Short task
In the data below, locate each line with the word "Строительство" and list it.

--- START OF Supplied material ---

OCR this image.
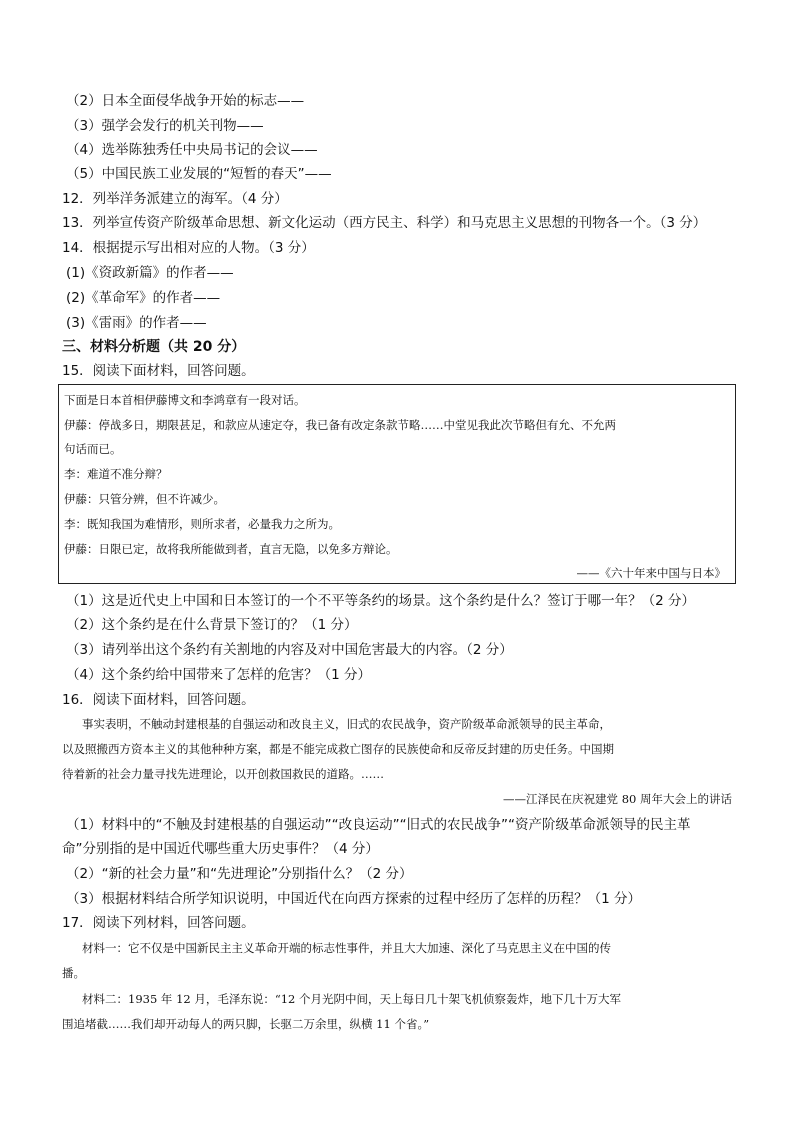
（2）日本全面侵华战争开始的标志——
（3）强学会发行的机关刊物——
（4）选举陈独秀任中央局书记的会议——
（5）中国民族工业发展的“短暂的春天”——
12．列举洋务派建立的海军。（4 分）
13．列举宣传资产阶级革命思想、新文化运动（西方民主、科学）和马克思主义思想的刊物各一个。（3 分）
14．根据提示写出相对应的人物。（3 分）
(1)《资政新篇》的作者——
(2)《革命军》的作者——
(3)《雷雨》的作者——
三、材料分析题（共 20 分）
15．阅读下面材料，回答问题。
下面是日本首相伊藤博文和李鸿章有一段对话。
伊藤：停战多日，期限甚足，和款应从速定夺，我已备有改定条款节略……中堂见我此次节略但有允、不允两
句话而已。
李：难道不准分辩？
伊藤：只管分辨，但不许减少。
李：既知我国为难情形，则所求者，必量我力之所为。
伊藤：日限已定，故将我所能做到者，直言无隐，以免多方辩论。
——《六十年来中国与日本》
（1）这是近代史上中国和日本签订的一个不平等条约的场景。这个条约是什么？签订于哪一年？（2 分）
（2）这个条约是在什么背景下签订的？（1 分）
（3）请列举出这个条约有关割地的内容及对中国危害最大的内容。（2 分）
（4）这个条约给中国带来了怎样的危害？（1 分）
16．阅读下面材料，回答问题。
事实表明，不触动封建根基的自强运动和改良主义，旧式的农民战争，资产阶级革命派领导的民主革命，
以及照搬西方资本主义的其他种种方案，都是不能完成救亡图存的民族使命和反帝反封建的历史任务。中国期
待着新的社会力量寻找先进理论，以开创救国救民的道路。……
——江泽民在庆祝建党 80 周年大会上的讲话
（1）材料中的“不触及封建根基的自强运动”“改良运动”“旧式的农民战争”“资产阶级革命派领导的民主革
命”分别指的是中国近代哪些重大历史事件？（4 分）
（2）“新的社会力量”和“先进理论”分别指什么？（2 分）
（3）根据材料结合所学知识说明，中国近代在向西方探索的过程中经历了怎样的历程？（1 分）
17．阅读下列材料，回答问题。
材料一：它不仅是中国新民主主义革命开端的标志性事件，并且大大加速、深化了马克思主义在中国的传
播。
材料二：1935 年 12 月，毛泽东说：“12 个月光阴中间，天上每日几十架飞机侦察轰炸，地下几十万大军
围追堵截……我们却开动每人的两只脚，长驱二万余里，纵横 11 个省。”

--- END OF Supplied material ---
--- START OF Supplied material ---

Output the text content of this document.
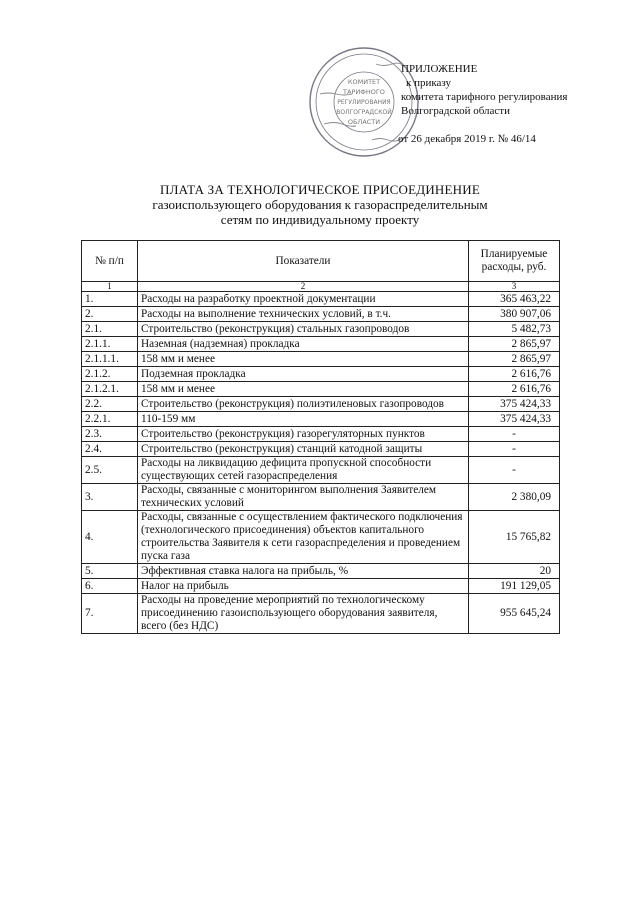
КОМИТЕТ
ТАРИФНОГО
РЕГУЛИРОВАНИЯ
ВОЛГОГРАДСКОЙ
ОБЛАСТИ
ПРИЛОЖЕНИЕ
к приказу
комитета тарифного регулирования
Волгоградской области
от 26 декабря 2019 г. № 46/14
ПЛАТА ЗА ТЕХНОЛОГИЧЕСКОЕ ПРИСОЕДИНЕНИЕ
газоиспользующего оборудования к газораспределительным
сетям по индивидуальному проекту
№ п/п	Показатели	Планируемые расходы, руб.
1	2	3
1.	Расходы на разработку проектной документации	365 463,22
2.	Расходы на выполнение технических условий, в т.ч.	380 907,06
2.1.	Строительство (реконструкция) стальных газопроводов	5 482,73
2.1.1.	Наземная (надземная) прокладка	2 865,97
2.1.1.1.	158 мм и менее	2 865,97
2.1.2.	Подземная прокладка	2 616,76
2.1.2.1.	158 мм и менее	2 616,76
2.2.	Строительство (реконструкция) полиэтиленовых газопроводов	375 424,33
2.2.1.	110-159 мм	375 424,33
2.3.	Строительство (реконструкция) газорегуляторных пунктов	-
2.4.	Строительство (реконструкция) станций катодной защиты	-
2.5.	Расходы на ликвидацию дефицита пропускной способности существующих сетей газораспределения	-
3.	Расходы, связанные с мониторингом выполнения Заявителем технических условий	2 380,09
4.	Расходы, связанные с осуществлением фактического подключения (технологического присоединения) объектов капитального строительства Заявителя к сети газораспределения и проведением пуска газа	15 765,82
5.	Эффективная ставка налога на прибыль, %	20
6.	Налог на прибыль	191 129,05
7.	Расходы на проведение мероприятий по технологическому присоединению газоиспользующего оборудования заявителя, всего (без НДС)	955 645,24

--- END OF Supplied material ---

Response below
2.1.	Строительство (реконструкция) стальных газопроводов	5 482,73
2.2.	Строительство (реконструкция) полиэтиленовых газопроводов	375 424,33
2.3.	Строительство (реконструкция) газорегуляторных пунктов	-
2.4.	Строительство (реконструкция) станций катодной защиты	-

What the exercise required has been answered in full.